> **Problem**
Your task is to repeat the entries underneath exactly, minus the pictures.

> **Recorded data**
* Start *

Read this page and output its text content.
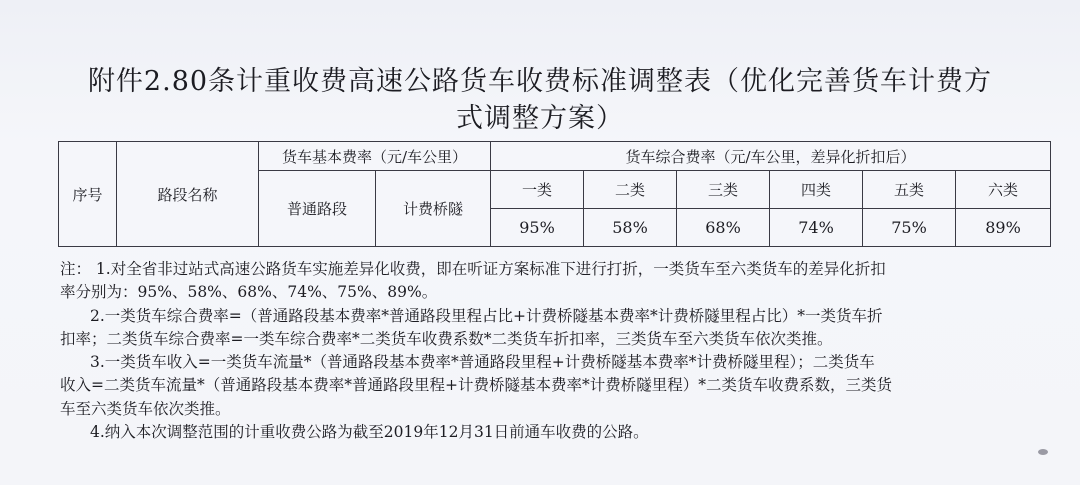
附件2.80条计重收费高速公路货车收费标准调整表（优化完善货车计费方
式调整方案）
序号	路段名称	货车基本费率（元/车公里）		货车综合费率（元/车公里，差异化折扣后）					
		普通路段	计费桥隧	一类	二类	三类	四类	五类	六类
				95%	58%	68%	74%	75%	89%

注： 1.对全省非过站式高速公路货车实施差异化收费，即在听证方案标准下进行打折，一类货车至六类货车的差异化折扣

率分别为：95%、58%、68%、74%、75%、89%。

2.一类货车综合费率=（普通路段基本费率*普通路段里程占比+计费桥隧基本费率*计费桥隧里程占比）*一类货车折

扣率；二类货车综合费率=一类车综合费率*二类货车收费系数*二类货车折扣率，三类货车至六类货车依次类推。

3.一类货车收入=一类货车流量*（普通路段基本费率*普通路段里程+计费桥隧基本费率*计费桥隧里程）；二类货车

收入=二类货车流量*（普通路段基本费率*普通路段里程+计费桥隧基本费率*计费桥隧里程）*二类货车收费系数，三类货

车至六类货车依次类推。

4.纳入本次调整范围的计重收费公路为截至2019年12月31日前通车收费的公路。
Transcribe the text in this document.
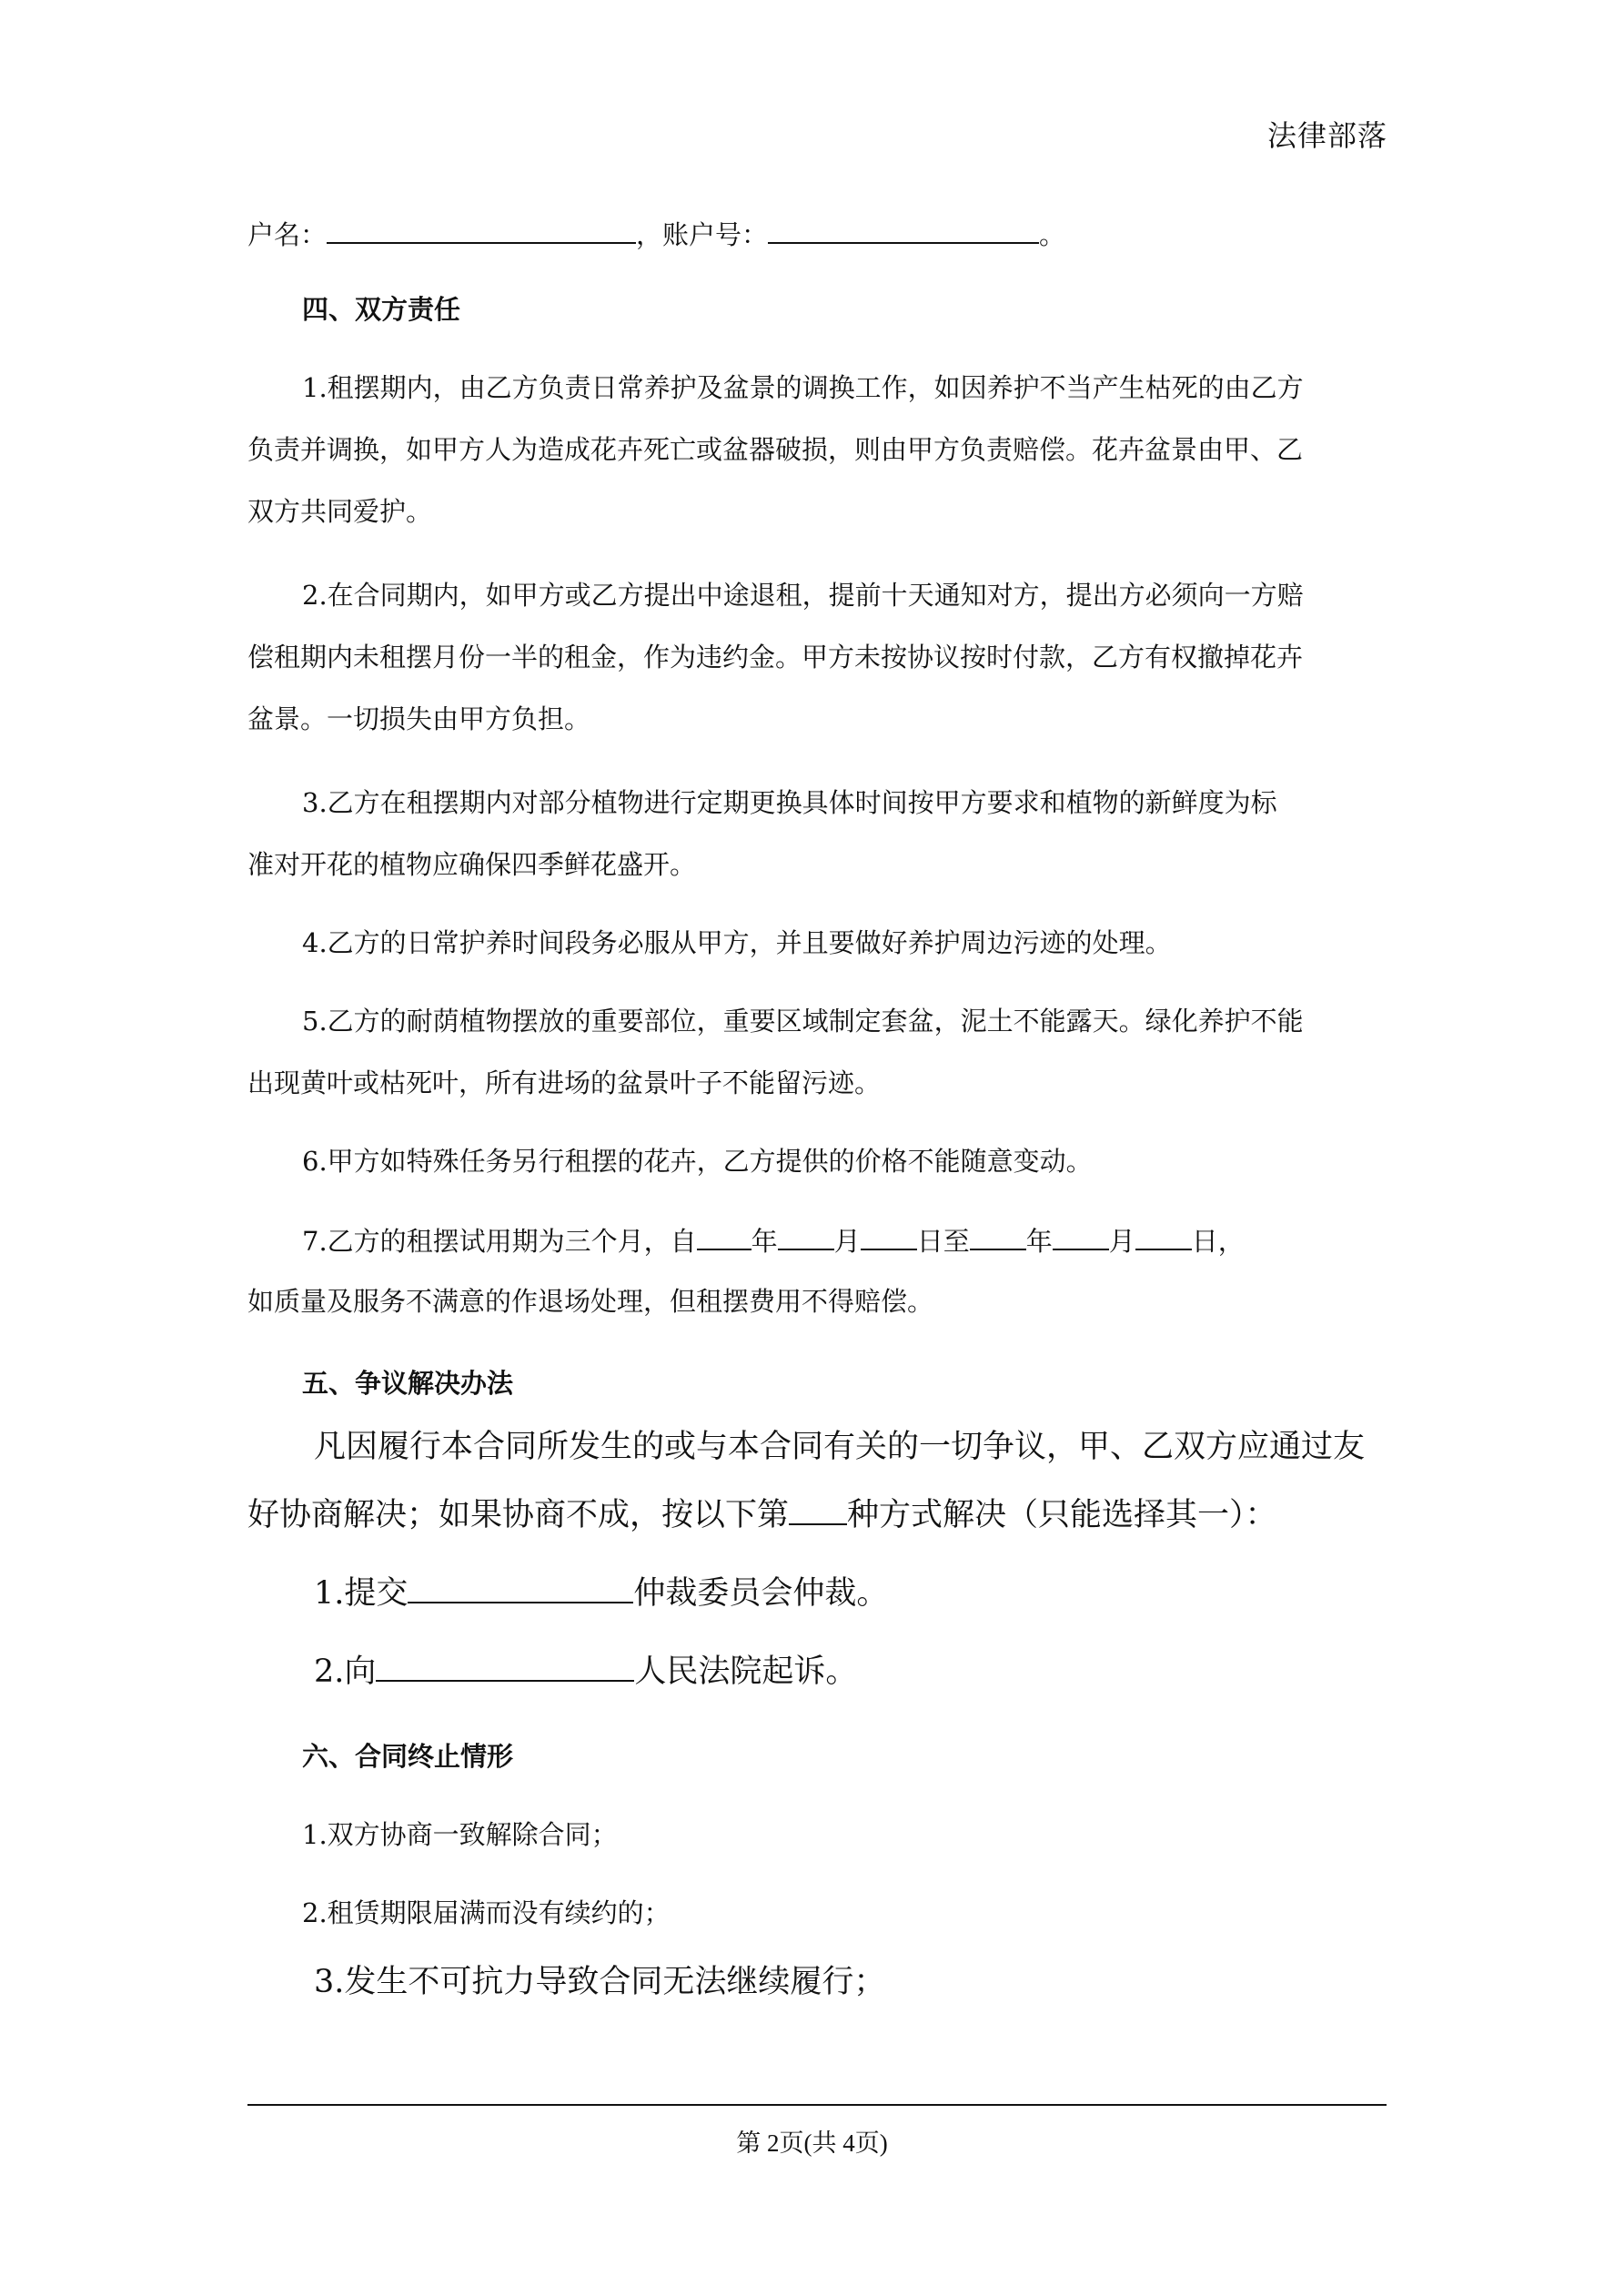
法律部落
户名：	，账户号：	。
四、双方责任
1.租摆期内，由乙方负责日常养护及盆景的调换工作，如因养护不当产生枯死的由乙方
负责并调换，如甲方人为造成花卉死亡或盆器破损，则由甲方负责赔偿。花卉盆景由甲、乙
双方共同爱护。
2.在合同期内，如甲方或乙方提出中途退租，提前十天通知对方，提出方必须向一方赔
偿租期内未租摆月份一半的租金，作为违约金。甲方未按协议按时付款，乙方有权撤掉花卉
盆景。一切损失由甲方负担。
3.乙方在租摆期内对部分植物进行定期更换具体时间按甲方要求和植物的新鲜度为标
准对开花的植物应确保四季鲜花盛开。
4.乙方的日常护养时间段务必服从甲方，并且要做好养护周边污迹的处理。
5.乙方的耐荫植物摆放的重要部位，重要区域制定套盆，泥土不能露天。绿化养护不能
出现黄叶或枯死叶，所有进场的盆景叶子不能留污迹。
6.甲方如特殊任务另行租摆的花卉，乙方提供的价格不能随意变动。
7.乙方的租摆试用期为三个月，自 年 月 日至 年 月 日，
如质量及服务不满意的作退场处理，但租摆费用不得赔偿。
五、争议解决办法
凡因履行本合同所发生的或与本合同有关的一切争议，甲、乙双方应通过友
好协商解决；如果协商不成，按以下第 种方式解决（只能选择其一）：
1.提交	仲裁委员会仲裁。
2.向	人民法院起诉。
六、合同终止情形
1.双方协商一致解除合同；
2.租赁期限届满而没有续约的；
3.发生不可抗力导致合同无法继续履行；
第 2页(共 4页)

* End *

> **The answer**
Read this page and output its text content.
附件2.80条计重收费高速公路货车收费标准调整表（优化完善货车计费方
式调整方案）
序号	路段名称	货车基本费率（元/车公里）		货车综合费率（元/车公里，差异化折扣后）					
		普通路段	计费桥隧	一类	二类	三类	四类	五类	六类
				95%	58%	68%	74%	75%	89%

注： 1.对全省非过站式高速公路货车实施差异化收费，即在听证方案标准下进行打折，一类货车至六类货车的差异化折扣

率分别为：95%、58%、68%、74%、75%、89%。

2.一类货车综合费率=（普通路段基本费率*普通路段里程占比+计费桥隧基本费率*计费桥隧里程占比）*一类货车折

扣率；二类货车综合费率=一类车综合费率*二类货车收费系数*二类货车折扣率，三类货车至六类货车依次类推。

3.一类货车收入=一类货车流量*（普通路段基本费率*普通路段里程+计费桥隧基本费率*计费桥隧里程）；二类货车

收入=二类货车流量*（普通路段基本费率*普通路段里程+计费桥隧基本费率*计费桥隧里程）*二类货车收费系数，三类货

车至六类货车依次类推。

4.纳入本次调整范围的计重收费公路为截至2019年12月31日前通车收费的公路。
Transcribe the text in this document.
法律部落
户名：	，账户号：	。
四、双方责任
1.租摆期内，由乙方负责日常养护及盆景的调换工作，如因养护不当产生枯死的由乙方
负责并调换，如甲方人为造成花卉死亡或盆器破损，则由甲方负责赔偿。花卉盆景由甲、乙
双方共同爱护。
2.在合同期内，如甲方或乙方提出中途退租，提前十天通知对方，提出方必须向一方赔
偿租期内未租摆月份一半的租金，作为违约金。甲方未按协议按时付款，乙方有权撤掉花卉
盆景。一切损失由甲方负担。
3.乙方在租摆期内对部分植物进行定期更换具体时间按甲方要求和植物的新鲜度为标
准对开花的植物应确保四季鲜花盛开。
4.乙方的日常护养时间段务必服从甲方，并且要做好养护周边污迹的处理。
5.乙方的耐荫植物摆放的重要部位，重要区域制定套盆，泥土不能露天。绿化养护不能
出现黄叶或枯死叶，所有进场的盆景叶子不能留污迹。
6.甲方如特殊任务另行租摆的花卉，乙方提供的价格不能随意变动。
7.乙方的租摆试用期为三个月，自 年 月 日至 年 月 日，
如质量及服务不满意的作退场处理，但租摆费用不得赔偿。
五、争议解决办法
凡因履行本合同所发生的或与本合同有关的一切争议，甲、乙双方应通过友
好协商解决；如果协商不成，按以下第 种方式解决（只能选择其一）：
1.提交	仲裁委员会仲裁。
2.向	人民法院起诉。
六、合同终止情形
1.双方协商一致解除合同；
2.租赁期限届满而没有续约的；
3.发生不可抗力导致合同无法继续履行；
第 2页(共 4页)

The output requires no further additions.